> **Text shown**:

============================================================

The First Book of Management

Chapter 10 - Bob vs. Bob

Not everyone I have delegated to has worked out as well as Roy did. You can’t always tell without trying it. Obviously you would ideally build up steadily, from small easy jobs to big important risky projects, developing your confidence in them and their belief in themselves. If only life was always that simple. What if you have got a really important task and you can’t decide whether to delegate it?

The answer is Grip.   I

learnt this from ‘Big’ Bob Smallcombe, who had hands like shovels and an immensely powerful mental and physical presence. You didn’t want to upset him. He delegated a lot, but he always maintained a grip. So although you were doing the job, he knew how it was going, so he could still sleep at night.

Have you ever been driving your car at night along a dark country lane and switched off your headlights, just for a couple of seconds? The tarmac and the hedges are inky black as you speed through them, and the moonlit sky is then lighter than the road. Then you switch your lights back on and the road is once again lighter than the sky. You correct for the slight drift off course that has happened during your moments in the darkness. By the way: Don’t do this! It’s dangerous!  

But the serious problems only happen if you switch your lights off for too long at one time. If you keep putting them on occasionally you can stay on the road. When driving you can probably only switch your lights off for a second or two. With a project you may be able to leave it for a month without checking. To put it another way, you only need to check it once a month in order to keep it on track. It depends how quickly the person doing it might drift off track. This is the essence of Grip.

If Bob thought you might drift, maybe because the project was more difficult than the ones you were normally accustomed to doing, he would keep a tighter grip - getting you to report progress to him every week, or even every day. You were doing it, but he knew what was going on, and was there to get you back on track (in a constructive not a criticising way) if necessary. Sometimes he had to help, but he never got any surprises.

============================================================

> **Data section**:
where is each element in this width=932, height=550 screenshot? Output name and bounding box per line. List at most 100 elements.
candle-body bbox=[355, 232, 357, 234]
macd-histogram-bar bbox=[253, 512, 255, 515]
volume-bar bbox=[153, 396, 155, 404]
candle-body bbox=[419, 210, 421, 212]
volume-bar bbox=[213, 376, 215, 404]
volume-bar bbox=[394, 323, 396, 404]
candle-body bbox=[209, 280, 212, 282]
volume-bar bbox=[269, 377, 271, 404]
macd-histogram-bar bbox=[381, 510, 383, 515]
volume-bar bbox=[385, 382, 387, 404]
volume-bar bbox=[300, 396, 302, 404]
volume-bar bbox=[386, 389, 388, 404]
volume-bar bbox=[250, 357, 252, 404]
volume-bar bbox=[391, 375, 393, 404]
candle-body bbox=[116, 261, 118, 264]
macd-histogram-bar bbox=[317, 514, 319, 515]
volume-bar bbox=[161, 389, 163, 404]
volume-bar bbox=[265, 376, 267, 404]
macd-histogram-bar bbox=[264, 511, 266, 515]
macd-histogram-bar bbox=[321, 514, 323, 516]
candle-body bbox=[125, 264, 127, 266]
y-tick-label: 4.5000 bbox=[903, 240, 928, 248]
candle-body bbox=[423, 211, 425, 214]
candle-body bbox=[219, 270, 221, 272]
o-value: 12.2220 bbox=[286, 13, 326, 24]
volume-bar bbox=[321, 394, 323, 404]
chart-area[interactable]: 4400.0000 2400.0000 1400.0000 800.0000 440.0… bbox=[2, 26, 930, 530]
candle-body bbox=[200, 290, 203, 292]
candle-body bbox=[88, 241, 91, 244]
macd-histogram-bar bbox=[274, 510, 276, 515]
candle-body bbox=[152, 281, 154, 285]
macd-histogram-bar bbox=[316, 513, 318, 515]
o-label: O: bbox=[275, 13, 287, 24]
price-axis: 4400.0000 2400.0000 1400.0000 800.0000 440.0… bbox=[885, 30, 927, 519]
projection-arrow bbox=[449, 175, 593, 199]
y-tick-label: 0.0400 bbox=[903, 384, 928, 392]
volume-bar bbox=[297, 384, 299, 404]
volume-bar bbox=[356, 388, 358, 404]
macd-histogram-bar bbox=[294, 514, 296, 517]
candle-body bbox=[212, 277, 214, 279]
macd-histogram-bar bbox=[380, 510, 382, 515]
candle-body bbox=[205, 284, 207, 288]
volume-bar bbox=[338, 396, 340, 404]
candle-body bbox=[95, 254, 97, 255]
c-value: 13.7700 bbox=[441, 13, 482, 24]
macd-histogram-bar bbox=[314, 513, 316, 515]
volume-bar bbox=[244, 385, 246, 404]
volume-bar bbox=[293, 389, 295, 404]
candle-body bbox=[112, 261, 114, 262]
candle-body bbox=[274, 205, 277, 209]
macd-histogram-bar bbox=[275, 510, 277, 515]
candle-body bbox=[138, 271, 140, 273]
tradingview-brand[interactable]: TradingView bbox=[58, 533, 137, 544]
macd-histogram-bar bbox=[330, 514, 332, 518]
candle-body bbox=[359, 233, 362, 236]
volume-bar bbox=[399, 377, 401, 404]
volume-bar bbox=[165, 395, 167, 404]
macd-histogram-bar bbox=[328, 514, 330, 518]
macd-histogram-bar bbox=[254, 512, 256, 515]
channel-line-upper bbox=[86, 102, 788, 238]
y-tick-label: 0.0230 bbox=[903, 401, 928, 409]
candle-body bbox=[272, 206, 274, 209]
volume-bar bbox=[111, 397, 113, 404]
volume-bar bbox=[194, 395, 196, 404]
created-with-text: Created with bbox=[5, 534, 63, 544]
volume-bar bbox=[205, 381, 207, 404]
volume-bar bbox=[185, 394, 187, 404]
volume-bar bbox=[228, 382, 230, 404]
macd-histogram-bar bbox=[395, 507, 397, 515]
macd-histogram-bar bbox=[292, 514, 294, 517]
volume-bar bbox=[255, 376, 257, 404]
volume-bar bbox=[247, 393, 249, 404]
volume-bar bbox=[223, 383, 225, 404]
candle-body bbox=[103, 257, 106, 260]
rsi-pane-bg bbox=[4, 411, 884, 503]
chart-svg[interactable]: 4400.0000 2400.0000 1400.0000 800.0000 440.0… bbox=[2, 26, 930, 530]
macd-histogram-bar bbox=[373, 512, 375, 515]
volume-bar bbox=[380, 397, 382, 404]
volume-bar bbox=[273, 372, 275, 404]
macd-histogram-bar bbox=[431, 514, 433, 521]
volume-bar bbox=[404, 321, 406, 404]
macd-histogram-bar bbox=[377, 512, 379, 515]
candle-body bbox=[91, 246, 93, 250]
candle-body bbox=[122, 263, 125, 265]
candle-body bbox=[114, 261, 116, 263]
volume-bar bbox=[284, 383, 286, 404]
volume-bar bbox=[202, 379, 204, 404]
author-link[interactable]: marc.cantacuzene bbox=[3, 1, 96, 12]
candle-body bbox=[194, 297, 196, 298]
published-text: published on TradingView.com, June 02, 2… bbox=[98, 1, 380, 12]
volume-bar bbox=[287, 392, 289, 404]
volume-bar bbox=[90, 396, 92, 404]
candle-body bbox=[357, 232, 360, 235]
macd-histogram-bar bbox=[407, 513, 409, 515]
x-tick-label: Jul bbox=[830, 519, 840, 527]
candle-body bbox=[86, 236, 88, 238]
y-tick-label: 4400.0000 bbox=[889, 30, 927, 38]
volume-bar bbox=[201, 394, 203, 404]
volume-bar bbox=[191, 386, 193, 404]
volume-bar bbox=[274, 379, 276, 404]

============================================================

> **What you will do**:
(a) From the chapter on delegation and Grip, list every interval it gives for how often progress on a delegated project might be checked or reported.
(b) Write the next few paragraphs of the chapter on delegation and Grip, picking up after its final sentence.

> **Responses in order**:
(a)
once a month
every week
every day

(b)
If a person proved themselves he would reduce the tightness of grip - maybe even as far as “Let me know if you get behind schedule” or “Only tell me if there’s a problem you can’t handle”. This gave Bob more time to do other things, and gave you the motivation of having your own project that you were trusted to do.

He kept a chart of sickness and absence on his office wall. His supervisors were responsible for filling it in for their people, red for absence, green for sickness, but it was in Bob’s office so he had grip. They were doing it, he knew what was going on.  

If you promised him you would do something he would always ask “When will I get it” and would write your answer in his diary. Then, on the date you had promised, he would be there, asking if you had done it. Heaven help you if you hadn’t, because not only had you failed to do the job but you had also failed to be able to estimate how long it would take you. He would ask for a new date, write it down in his diary, and this time you would stick to it!

There was one person who didn’t like being gripped. He was also called Bob - I’ll call him “Slippery Bob”. He was in charge of Electrical Projects.  

If you asked him when a job would be ready he’d say “All in good time - it’s got to be done right” or “I’m running it, don’t you trust me?”. …Slippery! If you asked him how a job was progressing he’d say “Fine”.

His game was that if you wanted to interfere then he’d ask you how you wanted to run it. “Over to you. You tell me how you want it done” and he knew full well that nobody else understood the electrical stuff. So you would have to give in and say “OK then I’ll leave you to it.” He was too cunning for me, and nearly everybody else.

The only person who could beat Slippery Bob was Big Bob.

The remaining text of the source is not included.